▶ [WHAT THE TASK REQUIRES]: Reproduce only the lines from the one containing "- answer-text: 民事诉讼的时效为" through the one containing "- filled-square-mark: [596, 99, 611, 111]", inclusive, switching "empty-square-mark" to "hollow-square-mark" and leaving everything else unchanged.

▶ [EXCERPTED DATA]:
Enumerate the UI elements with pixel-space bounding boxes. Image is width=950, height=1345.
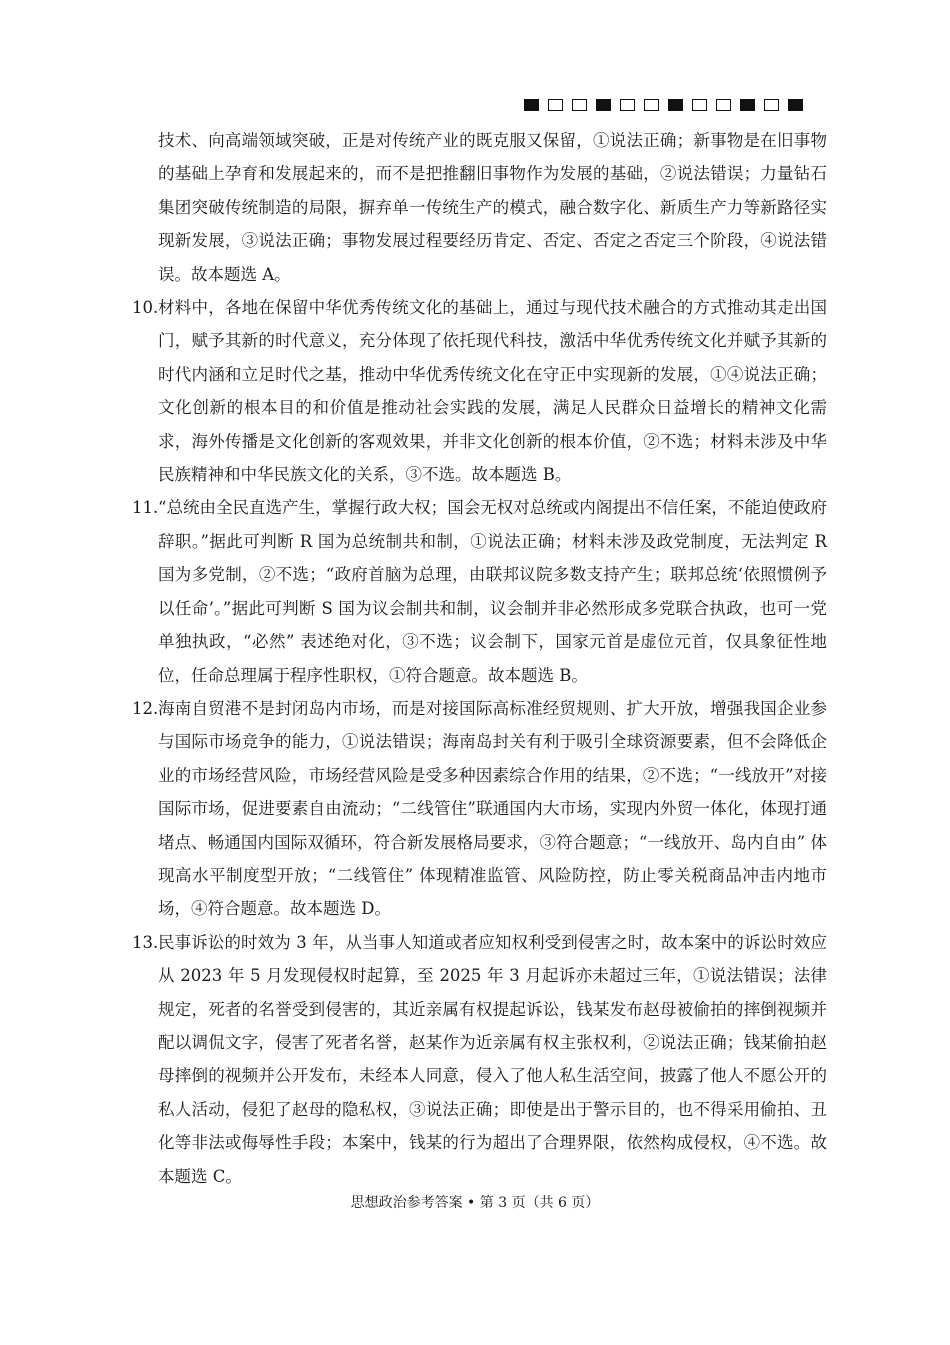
- answer-text: 民事诉讼的时效为 3 年，从当事人知道或者应知权利受到侵害之时，故本案中的诉讼时效应从 2023 年 5 月发现侵权时起算，至 2025 年 3 月起诉亦未超过三年，①说法错误；法律规定，死者的名誉受到侵害的，其近亲属有权提起诉讼，钱某发布赵母被偷拍的摔倒视频并配以调侃文字，侵害了死者名誉，赵某作为近亲属有权主张权利，②说法正确；钱某偷拍赵母摔倒的视频并公开发布，未经本人同意，侵入了他人私生活空间，披露了他人不愿公开的私人活动，侵犯了赵母的隐私权，③说法正确；即使是出于警示目的，也不得采用偷拍、丑化等非法或侮辱性手段；本案中，钱某的行为超出了合理界限，依然构成侵权，④不选。故本题选 C。: [158, 932, 827, 1186]
- empty-square-mark: [548, 99, 563, 111]
- filled-square-mark: [668, 99, 683, 111]
- empty-square-mark: [716, 99, 731, 111]
- filled-square-mark: [596, 99, 611, 111]
- header-marks: [524, 99, 803, 111]
- answer-paragraph: [132, 926, 827, 1193]
- empty-square-mark: [572, 99, 587, 111]
- answer-text: “总统由全民直选产生，掌握行政大权；国会无权对总统或内阁提出不信任案，不能迫使政府辞职。”据此可判断 R 国为总统制共和制，①说法正确；材料未涉及政党制度，无法判定 R 国为多党制，②不选；“政府首脑为总理，由联邦议院多数支持产生；联邦总统‘依照惯例予以任命’。”据此可判断 S 国为议会制共和制，议会制并非必然形成多党联合执政，也可一党单独执政，“必然” 表述绝对化，③不选；议会制下，国家元首是虚位元首，仅具象征性地位，任命总理属于程序性职权，①符合题意。故本题选 B。: [158, 498, 827, 685]
- question-number: 11.: [132, 498, 159, 518]
- answer-content: [132, 124, 827, 1193]
- answer-paragraph: [132, 124, 827, 291]
- answer-paragraph: [132, 291, 827, 491]
- question-number: 13.: [132, 932, 159, 952]
- answer-paragraph: [132, 692, 827, 926]
- answer-paragraph: [132, 491, 827, 691]
- filled-square-mark: [524, 99, 539, 111]
- empty-square-mark: [644, 99, 659, 111]
- empty-square-mark: [692, 99, 707, 111]
- page-footer: 思想政治参考答案 • 第 3 页（共 6 页）: [350, 1195, 600, 1211]
- answer-text: 技术、向高端领域突破，正是对传统产业的既克服又保留，①说法正确；新事物是在旧事物的基础上孕育和发展起来的，而不是把推翻旧事物作为发展的基础，②说法错误；力量钻石集团突破传统制造的局限，摒弃单一传统生产的模式，融合数字化、新质生产力等新路径实现新发展，③说法正确；事物发展过程要经历肯定、否定、否定之否定三个阶段，④说法错误。故本题选 A。: [158, 131, 827, 284]
- filled-square-mark: [788, 99, 803, 111]
- question-number: 10.: [132, 298, 159, 318]
- answer-text: 材料中，各地在保留中华优秀传统文化的基础上，通过与现代技术融合的方式推动其走出国门，赋予其新的时代意义，充分体现了依托现代科技，激活中华优秀传统文化并赋予其新的时代内涵和立足时代之基，推动中华优秀传统文化在守正中实现新的发展，①④说法正确；文化创新的根本目的和价值是推动社会实践的发展，满足人民群众日益增长的精神文化需求，海外传播是文化创新的客观效果，并非文化创新的根本价值，②不选；材料未涉及中华民族精神和中华民族文化的关系，③不选。故本题选 B。: [158, 298, 827, 485]
- empty-square-mark: [764, 99, 779, 111]
- question-number: 12.: [132, 698, 159, 718]
- empty-square-mark: [620, 99, 635, 111]
- answer-text: 海南自贸港不是封闭岛内市场，而是对接国际高标准经贸规则、扩大开放，增强我国企业参与国际市场竞争的能力，①说法错误；海南岛封关有利于吸引全球资源要素，但不会降低企业的市场经营风险，市场经营风险是受多种因素综合作用的结果，②不选；“一线放开”对接国际市场，促进要素自由流动；“二线管住”联通国内大市场，实现内外贸一体化，体现打通堵点、畅通国内国际双循环，符合新发展格局要求，③符合题意；“一线放开、岛内自由” 体现高水平制度型开放；“二线管住” 体现精准监管、风险防控，防止零关税商品冲击内地市场，④符合题意。故本题选 D。: [158, 698, 827, 919]
- filled-square-mark: [740, 99, 755, 111]
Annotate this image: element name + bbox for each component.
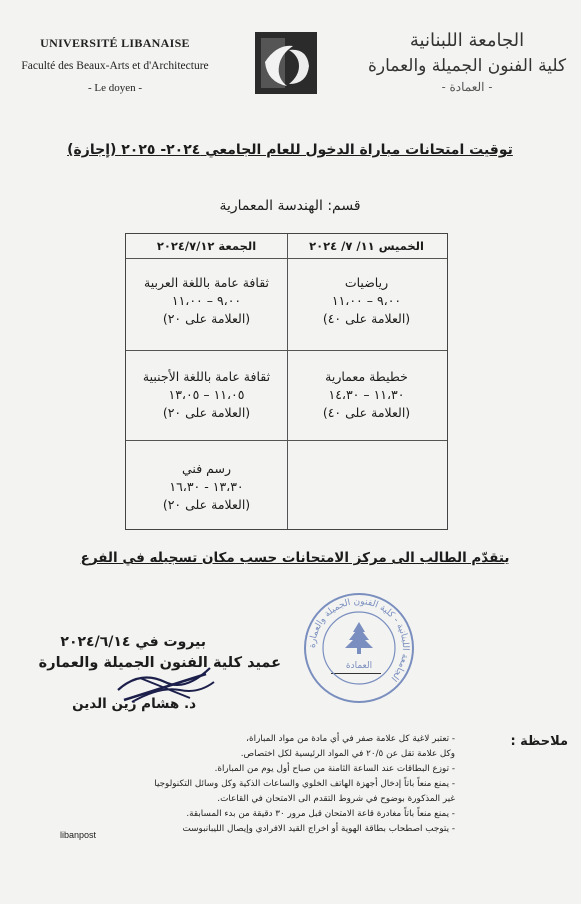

▶ [RIGHT ANSWER]:
- answer-text: 民事诉讼的时效为 3 年，从当事人知道或者应知权利受到侵害之时，故本案中的诉讼时效应从 2023 年 5 月发现侵权时起算，至 2025 年 3 月起诉亦未超过三年，①说法错误；法律规定，死者的名誉受到侵害的，其近亲属有权提起诉讼，钱某发布赵母被偷拍的摔倒视频并配以调侃文字，侵害了死者名誉，赵某作为近亲属有权主张权利，②说法正确；钱某偷拍赵母摔倒的视频并公开发布，未经本人同意，侵入了他人私生活空间，披露了他人不愿公开的私人活动，侵犯了赵母的隐私权，③说法正确；即使是出于警示目的，也不得采用偷拍、丑化等非法或侮辱性手段；本案中，钱某的行为超出了合理界限，依然构成侵权，④不选。故本题选 C。: [158, 932, 827, 1186]
- hollow-square-mark: [548, 99, 563, 111]
- filled-square-mark: [668, 99, 683, 111]
- hollow-square-mark: [716, 99, 731, 111]
- filled-square-mark: [596, 99, 611, 111]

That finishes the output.